*Source records*.
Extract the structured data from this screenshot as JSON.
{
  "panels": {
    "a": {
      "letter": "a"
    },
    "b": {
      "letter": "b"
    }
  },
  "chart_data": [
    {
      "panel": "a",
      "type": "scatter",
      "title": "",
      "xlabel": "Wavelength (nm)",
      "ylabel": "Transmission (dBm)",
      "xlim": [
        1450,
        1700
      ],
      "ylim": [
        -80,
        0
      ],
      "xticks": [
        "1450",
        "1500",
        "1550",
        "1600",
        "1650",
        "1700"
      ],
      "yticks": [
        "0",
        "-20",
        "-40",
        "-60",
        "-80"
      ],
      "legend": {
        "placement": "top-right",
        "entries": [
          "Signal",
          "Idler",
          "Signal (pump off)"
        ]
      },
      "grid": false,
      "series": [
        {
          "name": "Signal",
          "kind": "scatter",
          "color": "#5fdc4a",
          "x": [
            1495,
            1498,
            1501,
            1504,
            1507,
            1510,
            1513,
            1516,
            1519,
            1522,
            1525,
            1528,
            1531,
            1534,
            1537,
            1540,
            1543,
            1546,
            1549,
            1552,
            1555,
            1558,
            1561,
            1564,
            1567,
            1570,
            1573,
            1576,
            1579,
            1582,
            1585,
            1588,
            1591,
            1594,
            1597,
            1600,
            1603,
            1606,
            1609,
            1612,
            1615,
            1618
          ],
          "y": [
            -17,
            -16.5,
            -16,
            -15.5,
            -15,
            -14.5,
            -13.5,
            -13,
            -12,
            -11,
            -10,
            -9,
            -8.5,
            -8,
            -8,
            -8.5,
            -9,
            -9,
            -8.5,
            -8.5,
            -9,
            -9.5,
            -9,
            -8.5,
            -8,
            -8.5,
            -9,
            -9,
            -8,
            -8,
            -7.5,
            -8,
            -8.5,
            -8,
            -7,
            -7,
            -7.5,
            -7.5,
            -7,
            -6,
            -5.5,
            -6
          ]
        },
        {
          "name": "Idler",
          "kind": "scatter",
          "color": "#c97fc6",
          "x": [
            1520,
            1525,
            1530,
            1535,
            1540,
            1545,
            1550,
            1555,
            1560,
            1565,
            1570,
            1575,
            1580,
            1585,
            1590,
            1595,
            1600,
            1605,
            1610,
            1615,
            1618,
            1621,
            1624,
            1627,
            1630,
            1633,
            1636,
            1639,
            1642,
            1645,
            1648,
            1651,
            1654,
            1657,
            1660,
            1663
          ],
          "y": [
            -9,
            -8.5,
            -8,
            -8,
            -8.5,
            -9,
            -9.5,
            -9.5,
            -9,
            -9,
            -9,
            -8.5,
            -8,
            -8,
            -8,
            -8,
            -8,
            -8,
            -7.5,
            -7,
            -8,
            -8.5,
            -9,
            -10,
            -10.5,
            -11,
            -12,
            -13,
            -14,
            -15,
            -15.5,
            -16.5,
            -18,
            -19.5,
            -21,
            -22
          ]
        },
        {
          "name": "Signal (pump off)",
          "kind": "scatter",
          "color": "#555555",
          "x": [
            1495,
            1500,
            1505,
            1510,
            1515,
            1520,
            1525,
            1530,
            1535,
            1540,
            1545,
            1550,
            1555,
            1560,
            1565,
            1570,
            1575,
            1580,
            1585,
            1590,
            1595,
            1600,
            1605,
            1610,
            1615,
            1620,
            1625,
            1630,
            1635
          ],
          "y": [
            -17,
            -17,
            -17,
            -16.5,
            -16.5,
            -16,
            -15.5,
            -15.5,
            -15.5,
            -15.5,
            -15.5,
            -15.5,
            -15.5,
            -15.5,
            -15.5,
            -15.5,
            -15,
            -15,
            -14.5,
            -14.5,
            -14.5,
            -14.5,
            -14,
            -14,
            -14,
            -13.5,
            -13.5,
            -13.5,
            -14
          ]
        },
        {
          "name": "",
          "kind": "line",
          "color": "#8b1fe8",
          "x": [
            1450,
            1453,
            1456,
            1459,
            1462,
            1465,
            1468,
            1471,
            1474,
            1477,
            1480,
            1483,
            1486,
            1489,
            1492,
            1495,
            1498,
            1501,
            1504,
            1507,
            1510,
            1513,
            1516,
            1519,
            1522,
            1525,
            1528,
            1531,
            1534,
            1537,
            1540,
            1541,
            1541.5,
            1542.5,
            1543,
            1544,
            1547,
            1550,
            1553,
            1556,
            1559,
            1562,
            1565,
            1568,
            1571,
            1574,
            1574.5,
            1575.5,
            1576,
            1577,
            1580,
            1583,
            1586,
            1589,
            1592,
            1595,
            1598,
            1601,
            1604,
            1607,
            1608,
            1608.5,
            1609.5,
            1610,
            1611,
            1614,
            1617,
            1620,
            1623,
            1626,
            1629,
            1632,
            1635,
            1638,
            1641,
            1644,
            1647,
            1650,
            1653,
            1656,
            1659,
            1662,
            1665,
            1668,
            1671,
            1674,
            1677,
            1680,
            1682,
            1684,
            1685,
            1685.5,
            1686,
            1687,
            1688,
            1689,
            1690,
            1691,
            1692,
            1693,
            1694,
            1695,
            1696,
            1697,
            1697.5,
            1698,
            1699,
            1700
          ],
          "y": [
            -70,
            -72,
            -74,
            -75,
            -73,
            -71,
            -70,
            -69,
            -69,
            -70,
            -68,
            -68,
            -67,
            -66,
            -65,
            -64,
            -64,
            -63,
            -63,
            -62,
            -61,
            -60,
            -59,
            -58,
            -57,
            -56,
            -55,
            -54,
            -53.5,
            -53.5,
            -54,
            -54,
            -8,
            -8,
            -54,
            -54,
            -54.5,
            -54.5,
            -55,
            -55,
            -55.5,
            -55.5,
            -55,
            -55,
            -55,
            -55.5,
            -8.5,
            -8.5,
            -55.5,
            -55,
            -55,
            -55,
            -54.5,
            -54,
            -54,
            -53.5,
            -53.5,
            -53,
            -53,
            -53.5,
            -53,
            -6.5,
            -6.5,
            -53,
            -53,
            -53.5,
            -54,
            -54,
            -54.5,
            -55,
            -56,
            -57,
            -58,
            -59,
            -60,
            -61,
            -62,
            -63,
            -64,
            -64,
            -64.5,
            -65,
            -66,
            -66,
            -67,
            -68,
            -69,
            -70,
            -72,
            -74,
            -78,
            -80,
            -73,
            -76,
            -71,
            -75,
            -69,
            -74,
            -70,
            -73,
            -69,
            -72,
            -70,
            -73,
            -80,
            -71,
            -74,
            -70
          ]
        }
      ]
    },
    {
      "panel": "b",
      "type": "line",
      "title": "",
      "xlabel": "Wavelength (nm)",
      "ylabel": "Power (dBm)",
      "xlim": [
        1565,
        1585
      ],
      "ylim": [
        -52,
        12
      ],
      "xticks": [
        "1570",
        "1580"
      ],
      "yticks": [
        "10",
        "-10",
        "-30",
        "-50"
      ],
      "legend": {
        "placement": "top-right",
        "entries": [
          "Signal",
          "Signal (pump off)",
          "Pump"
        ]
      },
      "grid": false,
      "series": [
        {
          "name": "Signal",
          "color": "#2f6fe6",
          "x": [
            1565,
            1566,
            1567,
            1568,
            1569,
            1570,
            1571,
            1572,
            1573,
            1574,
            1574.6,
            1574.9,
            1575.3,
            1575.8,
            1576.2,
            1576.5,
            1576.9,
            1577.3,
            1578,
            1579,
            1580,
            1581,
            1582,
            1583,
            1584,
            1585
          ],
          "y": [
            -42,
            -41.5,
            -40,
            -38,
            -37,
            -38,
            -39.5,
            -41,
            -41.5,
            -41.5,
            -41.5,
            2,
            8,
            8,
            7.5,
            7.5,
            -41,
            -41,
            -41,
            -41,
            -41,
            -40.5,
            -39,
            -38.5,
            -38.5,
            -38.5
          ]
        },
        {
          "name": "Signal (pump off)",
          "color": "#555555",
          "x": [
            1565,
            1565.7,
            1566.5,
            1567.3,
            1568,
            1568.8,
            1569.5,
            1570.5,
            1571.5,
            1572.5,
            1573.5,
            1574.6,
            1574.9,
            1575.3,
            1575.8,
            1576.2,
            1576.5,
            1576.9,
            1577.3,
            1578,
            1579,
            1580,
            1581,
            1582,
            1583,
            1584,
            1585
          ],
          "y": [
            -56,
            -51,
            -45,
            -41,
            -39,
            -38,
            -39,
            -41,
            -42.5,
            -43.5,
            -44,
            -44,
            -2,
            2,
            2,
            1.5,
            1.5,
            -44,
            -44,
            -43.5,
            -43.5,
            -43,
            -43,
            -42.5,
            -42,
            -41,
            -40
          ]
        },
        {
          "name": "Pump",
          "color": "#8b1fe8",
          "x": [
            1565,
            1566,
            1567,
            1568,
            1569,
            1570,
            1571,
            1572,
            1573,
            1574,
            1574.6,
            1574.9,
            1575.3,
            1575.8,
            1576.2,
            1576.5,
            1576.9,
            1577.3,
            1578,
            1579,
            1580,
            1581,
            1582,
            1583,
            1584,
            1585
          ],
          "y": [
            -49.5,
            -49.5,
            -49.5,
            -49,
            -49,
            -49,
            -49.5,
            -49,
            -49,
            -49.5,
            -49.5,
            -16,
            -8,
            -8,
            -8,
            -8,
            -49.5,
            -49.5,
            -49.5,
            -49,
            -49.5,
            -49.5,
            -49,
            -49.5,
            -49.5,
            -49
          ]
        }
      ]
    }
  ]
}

*Written instruction*.
From the data above, show each line that contains "color".

*Output of the task*.
          "color": "#5fdc4a",
          "color": "#c97fc6",
          "color": "#555555",
          "color": "#8b1fe8",
          "color": "#2f6fe6",
          "color": "#555555",
          "color": "#8b1fe8",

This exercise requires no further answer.